_TEXT UNDER STUDY_.
SECURITY HEADERS ARE NOT CONFIGURED FOR WALLET.CAMINO.FOUNDATION
Severity:
Status:
Fixed
Description:
Web wallet https://wallet.camino.foundation lacks vital security HTTP headers which could provide additional protection against client-side threats.
Remediation:
The response should include the following HTTP headers:
- Strict-Transport-Security
- Content-Security-Policy
- X-Frame-Options
- X-Content-Type-Options
- Referrer-Policy
- Permissions-Policy
4. JAVASCRIPT SCHEMA IS ALLOWED IN API EXPLORER URL
Severity:
Status:
Fixed
Description:
In the Camino wallet it is possible to add new networks and specify custom explorer URL. In this field there are no schema checks. For instance, it is possible to add an explorer URL with javascript: schema.
This schema is later rendered unsanitized in links.
Remediation:
Although there is no direct impact, the best practice is to allow only specific schemas, for example only https.

_MATERIAL SUPPLIED_.

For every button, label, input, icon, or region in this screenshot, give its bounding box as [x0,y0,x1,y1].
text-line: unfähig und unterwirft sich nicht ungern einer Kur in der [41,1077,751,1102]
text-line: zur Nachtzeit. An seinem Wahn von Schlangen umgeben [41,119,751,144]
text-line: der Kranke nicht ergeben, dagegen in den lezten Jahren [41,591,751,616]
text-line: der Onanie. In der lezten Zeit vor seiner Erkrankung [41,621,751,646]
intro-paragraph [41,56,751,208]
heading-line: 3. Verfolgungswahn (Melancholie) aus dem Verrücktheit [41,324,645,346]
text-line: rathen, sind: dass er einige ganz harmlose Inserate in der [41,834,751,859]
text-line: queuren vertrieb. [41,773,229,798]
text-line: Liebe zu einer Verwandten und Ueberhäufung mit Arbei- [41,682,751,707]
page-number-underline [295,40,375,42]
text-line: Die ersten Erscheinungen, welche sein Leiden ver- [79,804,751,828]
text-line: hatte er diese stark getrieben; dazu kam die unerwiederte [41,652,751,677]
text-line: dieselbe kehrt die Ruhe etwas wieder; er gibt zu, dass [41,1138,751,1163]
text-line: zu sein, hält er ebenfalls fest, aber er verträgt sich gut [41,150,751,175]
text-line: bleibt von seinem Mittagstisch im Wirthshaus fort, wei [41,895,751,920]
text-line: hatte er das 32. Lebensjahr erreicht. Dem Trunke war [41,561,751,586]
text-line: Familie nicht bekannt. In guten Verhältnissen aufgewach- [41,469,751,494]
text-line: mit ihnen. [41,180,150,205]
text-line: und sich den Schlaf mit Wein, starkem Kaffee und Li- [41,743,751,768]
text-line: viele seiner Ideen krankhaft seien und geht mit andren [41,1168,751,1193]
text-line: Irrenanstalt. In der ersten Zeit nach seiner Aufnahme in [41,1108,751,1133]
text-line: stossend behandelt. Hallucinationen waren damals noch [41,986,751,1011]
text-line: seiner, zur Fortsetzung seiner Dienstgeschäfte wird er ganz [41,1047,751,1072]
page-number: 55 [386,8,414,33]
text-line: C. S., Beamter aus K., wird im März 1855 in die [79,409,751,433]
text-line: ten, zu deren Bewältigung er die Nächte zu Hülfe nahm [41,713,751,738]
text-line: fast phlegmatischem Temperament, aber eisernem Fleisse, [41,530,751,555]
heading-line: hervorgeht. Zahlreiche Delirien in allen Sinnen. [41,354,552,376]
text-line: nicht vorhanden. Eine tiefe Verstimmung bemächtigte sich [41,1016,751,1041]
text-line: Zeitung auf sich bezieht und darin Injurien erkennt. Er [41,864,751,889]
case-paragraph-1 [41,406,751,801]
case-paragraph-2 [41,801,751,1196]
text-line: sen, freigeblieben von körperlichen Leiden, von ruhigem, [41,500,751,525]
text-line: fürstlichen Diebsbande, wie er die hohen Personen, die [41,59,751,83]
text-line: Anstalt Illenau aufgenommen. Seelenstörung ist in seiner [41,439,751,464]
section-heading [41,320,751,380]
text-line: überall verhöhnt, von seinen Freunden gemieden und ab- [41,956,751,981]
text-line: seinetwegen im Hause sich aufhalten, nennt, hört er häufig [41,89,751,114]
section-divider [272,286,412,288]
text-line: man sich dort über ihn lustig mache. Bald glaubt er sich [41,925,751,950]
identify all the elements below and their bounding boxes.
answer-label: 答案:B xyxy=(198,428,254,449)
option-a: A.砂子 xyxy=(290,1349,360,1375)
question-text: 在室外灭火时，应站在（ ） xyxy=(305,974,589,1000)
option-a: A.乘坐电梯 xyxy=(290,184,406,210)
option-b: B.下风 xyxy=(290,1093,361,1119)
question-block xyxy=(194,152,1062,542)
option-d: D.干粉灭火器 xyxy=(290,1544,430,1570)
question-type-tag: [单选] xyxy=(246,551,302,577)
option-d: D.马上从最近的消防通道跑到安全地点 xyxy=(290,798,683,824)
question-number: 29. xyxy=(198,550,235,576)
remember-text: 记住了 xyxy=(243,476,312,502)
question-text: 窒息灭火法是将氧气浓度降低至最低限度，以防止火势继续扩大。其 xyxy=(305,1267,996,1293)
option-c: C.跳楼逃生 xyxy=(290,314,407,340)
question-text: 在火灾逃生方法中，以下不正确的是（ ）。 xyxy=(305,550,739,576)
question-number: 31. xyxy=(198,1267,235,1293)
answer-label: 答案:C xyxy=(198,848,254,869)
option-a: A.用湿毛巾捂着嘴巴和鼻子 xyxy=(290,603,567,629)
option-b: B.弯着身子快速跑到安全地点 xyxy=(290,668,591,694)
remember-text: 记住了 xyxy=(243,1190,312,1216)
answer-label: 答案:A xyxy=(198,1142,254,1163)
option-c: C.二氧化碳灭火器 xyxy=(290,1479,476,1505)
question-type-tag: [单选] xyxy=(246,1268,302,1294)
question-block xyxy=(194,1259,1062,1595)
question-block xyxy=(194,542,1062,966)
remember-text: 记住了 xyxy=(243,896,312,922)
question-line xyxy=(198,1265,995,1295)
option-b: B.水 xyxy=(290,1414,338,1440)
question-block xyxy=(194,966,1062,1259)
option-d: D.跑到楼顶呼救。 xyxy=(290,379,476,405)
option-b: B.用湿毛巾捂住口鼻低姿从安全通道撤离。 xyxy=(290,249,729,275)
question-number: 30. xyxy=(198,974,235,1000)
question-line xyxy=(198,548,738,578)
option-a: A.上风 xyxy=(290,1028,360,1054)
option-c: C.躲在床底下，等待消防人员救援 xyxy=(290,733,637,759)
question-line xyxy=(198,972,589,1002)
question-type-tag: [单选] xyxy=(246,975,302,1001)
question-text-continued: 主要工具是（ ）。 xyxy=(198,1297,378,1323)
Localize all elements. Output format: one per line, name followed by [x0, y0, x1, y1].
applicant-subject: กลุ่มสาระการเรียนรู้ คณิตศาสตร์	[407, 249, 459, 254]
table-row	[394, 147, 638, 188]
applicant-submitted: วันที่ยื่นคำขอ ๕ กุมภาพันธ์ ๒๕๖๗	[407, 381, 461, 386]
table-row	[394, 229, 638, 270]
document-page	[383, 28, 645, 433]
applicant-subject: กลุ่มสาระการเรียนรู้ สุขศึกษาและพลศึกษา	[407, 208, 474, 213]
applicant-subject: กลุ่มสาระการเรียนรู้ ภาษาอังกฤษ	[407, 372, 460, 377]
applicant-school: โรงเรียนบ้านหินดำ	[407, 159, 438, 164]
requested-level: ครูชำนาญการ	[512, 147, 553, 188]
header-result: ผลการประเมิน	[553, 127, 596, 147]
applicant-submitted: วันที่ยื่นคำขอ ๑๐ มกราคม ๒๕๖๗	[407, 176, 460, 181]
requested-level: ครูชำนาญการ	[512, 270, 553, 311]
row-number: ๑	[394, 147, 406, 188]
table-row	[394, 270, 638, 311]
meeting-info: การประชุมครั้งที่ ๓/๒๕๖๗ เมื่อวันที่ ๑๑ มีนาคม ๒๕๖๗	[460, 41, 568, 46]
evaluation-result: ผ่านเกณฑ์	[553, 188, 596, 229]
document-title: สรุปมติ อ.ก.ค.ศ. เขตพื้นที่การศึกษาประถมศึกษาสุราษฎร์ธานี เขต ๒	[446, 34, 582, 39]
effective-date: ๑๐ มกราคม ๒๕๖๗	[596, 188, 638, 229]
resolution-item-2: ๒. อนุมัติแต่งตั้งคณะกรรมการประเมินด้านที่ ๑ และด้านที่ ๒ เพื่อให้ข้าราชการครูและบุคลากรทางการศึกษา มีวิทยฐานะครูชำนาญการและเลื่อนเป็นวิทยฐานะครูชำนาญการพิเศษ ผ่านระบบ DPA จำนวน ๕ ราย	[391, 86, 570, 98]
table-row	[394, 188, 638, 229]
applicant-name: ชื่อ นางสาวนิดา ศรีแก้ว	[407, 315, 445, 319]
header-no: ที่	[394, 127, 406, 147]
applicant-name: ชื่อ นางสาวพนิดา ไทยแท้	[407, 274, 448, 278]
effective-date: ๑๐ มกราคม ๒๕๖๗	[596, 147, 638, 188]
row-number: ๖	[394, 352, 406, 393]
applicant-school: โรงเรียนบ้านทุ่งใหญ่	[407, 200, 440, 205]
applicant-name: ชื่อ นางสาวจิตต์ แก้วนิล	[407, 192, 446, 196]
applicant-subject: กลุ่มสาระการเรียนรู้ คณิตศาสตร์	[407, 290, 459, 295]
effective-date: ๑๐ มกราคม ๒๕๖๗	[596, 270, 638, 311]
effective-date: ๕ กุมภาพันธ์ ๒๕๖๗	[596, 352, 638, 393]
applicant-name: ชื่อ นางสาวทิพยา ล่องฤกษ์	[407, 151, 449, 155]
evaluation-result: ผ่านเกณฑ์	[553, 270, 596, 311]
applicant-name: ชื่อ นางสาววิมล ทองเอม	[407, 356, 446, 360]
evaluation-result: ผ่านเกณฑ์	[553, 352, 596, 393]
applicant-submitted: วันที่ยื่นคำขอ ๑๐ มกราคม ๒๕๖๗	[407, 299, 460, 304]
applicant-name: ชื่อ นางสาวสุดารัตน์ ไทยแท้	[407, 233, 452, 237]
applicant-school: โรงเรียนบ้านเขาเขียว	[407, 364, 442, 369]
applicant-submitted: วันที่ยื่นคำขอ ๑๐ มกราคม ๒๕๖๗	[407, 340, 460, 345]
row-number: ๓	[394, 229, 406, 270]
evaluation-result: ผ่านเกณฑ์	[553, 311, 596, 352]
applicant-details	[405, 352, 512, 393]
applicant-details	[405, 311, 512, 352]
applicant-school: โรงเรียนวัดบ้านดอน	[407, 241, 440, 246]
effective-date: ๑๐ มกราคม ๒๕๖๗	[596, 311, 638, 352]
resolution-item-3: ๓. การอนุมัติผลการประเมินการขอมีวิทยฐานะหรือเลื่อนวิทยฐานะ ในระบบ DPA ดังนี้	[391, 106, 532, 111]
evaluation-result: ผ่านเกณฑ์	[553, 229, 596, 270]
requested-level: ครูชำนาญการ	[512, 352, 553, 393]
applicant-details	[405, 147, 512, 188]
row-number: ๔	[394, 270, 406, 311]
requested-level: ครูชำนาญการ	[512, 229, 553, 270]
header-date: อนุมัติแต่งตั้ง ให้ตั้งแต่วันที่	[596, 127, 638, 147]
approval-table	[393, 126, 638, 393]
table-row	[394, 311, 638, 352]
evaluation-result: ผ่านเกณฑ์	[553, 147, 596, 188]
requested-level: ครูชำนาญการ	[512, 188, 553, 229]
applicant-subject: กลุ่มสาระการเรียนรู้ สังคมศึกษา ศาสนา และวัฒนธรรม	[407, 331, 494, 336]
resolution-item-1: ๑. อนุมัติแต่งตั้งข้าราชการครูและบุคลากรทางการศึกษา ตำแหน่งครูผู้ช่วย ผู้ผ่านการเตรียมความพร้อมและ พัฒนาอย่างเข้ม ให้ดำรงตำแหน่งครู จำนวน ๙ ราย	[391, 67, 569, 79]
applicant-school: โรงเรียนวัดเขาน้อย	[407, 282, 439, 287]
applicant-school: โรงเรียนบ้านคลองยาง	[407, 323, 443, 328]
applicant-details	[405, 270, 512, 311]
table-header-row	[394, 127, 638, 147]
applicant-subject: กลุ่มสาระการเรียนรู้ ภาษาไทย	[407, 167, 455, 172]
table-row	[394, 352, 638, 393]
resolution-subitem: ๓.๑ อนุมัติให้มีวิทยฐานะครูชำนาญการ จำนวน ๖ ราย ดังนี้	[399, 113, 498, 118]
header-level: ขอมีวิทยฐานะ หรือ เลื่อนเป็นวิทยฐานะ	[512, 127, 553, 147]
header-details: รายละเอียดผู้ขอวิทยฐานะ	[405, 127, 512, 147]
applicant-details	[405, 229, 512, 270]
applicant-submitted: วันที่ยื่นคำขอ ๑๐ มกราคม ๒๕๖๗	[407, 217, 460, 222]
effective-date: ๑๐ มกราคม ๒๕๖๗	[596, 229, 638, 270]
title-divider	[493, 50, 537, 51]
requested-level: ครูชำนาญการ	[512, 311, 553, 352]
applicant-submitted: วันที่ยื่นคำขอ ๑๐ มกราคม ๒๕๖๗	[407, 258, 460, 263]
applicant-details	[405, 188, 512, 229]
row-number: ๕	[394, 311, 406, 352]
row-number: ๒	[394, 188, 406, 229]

_WHAT YOU NEED TO DO_.
1. In the security findings, which field in the Camino wallet has no schema checks?
2. Reproduce the security findings between "SECURITY HEADERS ARE" and "against client-side threats.", inclusive.

_RESULTS IN ORDER_.
1. The custom explorer URL field used when adding new networks.

2.
SECURITY HEADERS ARE NOT CONFIGURED FOR WALLET.CAMINO.FOUNDATION
Severity:
Status:
Fixed
Description:
Web wallet https://wallet.camino.foundation lacks vital security HTTP headers which could provide additional protection against client-side threats.